Exercise goal: Below are the records. List every line holding the word "царевичъ".
────────────────────────────────────────
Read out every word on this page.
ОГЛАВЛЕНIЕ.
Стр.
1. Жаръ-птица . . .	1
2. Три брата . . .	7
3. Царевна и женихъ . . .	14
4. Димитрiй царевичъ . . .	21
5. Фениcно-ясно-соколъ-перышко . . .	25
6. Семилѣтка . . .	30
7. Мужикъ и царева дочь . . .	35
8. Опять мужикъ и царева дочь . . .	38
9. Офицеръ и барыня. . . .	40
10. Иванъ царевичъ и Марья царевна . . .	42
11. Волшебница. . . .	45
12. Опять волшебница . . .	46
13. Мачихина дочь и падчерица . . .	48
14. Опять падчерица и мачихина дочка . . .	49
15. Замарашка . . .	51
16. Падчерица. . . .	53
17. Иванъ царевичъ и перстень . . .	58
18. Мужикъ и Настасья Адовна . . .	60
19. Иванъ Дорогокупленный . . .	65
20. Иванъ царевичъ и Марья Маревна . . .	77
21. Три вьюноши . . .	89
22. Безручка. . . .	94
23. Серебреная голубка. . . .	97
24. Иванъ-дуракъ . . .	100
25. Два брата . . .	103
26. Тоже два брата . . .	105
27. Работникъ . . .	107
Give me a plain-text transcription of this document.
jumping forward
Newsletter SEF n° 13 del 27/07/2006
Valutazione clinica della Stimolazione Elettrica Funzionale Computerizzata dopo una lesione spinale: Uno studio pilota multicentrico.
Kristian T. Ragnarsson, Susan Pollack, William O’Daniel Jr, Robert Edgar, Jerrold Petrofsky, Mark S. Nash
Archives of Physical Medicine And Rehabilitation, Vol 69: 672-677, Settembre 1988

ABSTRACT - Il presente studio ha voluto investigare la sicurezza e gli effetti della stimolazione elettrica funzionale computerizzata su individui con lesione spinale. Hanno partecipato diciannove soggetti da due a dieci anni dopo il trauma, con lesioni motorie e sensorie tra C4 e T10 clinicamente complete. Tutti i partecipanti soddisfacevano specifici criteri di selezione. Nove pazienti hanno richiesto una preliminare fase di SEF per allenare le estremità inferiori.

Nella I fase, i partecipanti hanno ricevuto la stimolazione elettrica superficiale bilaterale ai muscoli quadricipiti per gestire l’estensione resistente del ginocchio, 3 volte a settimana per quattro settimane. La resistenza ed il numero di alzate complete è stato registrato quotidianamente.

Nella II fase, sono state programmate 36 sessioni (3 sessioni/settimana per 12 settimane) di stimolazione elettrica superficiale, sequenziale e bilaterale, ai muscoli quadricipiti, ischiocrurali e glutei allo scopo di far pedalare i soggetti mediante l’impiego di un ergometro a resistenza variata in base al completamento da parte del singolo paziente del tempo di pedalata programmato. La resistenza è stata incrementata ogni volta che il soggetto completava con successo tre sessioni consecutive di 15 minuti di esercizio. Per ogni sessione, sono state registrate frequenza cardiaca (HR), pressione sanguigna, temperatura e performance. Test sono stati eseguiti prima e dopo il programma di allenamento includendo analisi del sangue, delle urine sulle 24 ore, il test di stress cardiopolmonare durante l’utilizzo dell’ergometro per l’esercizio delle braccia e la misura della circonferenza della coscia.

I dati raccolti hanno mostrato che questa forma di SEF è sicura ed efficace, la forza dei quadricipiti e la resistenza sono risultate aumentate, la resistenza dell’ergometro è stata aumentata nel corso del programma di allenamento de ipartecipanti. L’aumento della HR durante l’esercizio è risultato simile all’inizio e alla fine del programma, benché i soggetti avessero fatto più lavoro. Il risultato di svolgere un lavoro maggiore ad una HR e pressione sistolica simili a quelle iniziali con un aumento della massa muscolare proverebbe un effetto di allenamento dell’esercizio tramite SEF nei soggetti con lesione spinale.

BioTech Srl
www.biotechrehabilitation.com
────────────────────────────────────────
Task result:
4. Димитрiй царевичъ . . .	21
10. Иванъ царевичъ и Марья царевна . . .	42
17. Иванъ царевичъ и перстень . . .	58
20. Иванъ царевичъ и Марья Маревна . . .	77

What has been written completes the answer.